### TASK
When a line in the data below includes "Folsäure", pick it out and copy it.

* * * * *

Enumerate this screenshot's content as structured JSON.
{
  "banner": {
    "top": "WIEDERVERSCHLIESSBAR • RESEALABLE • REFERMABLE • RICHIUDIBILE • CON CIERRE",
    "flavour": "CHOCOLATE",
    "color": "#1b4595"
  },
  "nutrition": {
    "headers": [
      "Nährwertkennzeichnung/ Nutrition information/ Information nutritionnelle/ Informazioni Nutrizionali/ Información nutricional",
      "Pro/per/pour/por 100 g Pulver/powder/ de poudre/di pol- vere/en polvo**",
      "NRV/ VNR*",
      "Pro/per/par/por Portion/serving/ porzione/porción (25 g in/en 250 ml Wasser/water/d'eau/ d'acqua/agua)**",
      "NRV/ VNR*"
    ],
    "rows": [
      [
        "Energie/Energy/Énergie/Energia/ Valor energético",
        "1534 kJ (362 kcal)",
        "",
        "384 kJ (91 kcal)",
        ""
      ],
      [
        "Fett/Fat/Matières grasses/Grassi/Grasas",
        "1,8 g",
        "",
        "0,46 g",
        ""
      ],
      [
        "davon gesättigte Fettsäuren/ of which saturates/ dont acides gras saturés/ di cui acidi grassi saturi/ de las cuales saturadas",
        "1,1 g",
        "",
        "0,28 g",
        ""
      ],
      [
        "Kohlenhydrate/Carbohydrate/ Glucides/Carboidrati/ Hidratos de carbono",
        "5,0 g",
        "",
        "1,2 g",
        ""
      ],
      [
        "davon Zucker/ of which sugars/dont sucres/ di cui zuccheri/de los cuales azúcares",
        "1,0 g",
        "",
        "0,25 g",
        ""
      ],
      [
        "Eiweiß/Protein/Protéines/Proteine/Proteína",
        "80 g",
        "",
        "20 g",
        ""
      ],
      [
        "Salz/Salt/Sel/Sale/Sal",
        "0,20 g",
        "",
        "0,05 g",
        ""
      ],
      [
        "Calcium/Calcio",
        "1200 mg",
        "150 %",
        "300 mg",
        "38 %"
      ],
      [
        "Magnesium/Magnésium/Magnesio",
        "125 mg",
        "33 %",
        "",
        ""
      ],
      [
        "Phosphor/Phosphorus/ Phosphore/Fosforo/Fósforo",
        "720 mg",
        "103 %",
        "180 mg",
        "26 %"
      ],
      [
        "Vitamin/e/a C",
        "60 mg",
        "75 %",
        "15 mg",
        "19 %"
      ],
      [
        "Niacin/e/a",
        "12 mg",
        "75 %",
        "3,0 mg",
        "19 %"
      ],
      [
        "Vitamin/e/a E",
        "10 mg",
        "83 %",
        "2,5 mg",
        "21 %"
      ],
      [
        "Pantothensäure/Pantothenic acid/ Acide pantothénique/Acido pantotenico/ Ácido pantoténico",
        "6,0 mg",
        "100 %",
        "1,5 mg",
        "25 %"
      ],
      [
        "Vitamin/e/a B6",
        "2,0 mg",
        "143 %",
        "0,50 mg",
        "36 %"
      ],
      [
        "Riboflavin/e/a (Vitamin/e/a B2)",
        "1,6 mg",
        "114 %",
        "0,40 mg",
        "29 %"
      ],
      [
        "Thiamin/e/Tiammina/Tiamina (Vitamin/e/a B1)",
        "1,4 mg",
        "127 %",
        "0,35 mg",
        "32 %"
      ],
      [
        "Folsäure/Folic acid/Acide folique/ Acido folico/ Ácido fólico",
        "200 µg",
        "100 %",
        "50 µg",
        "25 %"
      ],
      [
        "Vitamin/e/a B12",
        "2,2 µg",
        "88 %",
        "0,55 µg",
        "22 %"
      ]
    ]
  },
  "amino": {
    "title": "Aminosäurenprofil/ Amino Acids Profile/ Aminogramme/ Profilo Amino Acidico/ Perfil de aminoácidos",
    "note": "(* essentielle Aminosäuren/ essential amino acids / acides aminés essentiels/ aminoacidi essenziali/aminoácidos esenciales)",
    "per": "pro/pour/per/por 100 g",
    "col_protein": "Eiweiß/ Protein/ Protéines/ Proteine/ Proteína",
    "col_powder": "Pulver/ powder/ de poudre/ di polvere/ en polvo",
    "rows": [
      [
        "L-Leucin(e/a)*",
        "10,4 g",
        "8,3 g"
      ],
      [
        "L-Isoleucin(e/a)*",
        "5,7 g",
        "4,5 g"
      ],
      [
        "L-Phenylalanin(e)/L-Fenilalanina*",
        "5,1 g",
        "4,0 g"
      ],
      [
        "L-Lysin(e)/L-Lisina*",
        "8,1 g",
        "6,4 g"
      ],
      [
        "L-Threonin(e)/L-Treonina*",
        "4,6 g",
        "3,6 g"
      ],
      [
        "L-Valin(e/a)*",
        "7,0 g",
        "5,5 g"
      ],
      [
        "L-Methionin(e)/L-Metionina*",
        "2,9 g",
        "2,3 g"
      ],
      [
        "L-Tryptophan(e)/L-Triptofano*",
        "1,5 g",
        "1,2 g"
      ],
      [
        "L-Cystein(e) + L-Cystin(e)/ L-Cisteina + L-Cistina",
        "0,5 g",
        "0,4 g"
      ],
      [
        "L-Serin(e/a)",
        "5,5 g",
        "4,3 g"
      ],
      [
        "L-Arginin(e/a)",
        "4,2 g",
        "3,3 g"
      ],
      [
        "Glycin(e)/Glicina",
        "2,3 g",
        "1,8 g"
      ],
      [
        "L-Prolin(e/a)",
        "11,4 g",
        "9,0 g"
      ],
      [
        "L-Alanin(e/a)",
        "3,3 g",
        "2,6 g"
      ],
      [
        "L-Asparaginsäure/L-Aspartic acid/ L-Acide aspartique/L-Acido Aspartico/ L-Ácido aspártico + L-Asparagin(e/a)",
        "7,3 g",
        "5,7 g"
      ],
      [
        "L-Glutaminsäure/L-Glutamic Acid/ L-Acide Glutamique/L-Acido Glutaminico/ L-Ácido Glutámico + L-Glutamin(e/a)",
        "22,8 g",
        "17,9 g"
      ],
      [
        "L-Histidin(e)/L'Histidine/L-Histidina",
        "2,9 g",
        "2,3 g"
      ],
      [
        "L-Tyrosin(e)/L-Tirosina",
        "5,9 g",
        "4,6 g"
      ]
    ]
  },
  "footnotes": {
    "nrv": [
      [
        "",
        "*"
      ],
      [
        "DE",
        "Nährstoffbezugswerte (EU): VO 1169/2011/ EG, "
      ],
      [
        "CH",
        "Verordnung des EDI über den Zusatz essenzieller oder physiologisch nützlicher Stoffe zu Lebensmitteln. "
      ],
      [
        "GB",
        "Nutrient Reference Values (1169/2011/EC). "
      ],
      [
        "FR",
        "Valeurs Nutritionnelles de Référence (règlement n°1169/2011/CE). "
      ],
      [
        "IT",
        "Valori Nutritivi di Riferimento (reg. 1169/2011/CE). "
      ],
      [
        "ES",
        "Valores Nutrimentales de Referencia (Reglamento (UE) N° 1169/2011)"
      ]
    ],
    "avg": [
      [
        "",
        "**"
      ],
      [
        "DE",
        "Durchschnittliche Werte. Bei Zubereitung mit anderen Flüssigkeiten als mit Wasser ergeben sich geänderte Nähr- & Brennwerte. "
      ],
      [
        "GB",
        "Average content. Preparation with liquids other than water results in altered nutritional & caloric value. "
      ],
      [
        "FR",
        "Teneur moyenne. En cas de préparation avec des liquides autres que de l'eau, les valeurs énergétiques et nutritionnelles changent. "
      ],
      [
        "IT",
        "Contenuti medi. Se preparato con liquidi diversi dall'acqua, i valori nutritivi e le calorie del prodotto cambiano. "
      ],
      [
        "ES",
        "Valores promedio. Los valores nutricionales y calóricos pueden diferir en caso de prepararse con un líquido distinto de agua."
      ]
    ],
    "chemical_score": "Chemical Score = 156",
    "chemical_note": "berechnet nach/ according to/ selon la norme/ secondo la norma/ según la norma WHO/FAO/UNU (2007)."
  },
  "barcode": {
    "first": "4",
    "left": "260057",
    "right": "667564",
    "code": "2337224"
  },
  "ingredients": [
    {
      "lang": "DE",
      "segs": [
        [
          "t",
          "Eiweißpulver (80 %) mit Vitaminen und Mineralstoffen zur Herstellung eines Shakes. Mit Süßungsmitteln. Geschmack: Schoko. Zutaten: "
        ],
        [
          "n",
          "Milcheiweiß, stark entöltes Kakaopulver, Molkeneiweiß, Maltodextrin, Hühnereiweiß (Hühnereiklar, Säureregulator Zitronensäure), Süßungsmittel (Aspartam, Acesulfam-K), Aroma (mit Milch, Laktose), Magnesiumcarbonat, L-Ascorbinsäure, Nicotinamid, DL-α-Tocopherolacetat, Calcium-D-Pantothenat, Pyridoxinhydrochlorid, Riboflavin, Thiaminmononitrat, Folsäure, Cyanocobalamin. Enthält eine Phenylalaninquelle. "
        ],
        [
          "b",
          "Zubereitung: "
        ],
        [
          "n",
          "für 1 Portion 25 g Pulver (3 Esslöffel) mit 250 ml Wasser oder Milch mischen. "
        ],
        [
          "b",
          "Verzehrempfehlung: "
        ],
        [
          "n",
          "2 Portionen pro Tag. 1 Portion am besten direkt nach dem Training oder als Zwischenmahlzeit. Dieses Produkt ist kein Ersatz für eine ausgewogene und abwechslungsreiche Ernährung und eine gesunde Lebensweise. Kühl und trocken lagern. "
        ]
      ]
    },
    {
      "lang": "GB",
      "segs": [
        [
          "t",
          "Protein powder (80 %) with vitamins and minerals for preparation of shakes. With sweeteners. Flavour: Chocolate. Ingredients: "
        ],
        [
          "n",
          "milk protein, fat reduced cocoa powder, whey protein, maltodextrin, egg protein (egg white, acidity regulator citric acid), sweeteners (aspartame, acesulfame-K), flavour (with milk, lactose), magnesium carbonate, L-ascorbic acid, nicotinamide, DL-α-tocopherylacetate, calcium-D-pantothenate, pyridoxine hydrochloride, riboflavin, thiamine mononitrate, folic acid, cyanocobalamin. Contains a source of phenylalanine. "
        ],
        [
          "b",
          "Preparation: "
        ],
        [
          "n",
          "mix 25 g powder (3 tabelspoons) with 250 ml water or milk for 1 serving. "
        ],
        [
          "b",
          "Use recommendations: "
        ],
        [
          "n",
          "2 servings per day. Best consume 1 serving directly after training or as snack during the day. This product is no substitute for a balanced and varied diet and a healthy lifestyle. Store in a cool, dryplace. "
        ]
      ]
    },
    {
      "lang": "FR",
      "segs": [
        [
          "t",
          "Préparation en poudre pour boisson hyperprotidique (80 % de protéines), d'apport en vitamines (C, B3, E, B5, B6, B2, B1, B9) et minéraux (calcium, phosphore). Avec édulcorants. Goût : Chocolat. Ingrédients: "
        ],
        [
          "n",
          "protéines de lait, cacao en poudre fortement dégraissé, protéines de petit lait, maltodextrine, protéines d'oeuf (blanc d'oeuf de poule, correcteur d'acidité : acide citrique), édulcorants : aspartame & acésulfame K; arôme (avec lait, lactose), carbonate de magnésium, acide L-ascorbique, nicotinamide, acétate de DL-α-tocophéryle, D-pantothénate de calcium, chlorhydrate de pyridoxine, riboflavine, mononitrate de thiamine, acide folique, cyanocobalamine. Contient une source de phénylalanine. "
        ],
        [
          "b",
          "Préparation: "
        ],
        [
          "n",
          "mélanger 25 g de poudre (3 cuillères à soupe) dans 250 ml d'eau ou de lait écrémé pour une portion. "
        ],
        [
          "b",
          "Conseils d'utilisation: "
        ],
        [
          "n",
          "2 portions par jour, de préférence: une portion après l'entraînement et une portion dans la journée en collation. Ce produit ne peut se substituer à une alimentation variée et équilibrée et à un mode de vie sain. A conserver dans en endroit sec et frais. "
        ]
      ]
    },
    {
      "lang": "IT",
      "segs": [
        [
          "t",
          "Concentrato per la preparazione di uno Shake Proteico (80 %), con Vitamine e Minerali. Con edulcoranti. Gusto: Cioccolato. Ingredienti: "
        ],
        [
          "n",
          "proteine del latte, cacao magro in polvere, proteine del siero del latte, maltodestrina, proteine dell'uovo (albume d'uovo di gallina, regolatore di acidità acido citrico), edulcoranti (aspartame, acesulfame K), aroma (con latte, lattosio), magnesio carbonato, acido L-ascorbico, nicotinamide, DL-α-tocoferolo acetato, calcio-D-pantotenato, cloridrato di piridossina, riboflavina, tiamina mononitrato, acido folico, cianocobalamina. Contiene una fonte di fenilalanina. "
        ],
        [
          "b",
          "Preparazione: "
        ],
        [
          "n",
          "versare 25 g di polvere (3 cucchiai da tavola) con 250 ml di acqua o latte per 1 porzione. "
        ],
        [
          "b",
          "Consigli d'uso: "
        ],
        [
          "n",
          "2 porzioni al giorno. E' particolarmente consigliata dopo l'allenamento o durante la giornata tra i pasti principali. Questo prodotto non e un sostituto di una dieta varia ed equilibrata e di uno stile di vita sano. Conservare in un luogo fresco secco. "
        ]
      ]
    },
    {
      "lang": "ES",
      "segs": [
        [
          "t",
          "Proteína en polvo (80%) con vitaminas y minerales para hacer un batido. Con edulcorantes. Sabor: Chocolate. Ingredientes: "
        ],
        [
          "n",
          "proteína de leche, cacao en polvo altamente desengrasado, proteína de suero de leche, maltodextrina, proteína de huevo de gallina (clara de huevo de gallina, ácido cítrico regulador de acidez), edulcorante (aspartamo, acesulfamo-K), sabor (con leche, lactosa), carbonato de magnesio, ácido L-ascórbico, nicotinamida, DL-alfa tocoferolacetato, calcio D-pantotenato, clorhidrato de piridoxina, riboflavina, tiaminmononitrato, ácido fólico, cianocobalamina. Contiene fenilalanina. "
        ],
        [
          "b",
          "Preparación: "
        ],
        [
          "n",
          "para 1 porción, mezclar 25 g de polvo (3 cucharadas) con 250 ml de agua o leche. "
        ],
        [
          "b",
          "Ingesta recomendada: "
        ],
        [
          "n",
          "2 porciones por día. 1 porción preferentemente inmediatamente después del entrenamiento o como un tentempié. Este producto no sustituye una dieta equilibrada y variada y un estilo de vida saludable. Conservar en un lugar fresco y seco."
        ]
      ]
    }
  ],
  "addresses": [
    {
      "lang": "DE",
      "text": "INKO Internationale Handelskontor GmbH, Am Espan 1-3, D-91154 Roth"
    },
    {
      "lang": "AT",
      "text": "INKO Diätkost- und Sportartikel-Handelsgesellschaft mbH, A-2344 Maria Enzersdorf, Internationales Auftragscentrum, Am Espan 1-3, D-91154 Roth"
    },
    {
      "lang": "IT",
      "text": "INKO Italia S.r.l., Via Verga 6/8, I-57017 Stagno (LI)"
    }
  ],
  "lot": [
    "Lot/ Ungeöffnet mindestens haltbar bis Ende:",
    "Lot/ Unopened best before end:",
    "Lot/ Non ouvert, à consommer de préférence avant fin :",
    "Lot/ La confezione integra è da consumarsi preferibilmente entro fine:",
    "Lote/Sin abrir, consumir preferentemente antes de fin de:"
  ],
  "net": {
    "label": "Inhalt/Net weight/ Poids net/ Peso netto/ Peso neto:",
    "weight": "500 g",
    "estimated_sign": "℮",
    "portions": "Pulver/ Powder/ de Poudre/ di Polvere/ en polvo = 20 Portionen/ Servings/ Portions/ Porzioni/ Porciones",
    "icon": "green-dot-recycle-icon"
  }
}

* * * * *

### SOLUTION FOR THIS EXERCISE
        "Folsäure/Folic acid/Acide folique/ Acido folico/ Ácido fólico",
          "Milcheiweiß, stark entöltes Kakaopulver, Molkeneiweiß, Maltodextrin, Hühnereiweiß (Hühnereiklar, Säureregulator Zitronensäure), Süßungsmittel (Aspartam, Acesulfam-K), Aroma (mit Milch, Laktose), Magnesiumcarbonat, L-Ascorbinsäure, Nicotinamid, DL-α-Tocopherolacetat, Calcium-D-Pantothenat, Pyridoxinhydrochlorid, Riboflavin, Thiaminmononitrat, Folsäure, Cyanocobalamin. Enthält eine Phenylalaninquelle. "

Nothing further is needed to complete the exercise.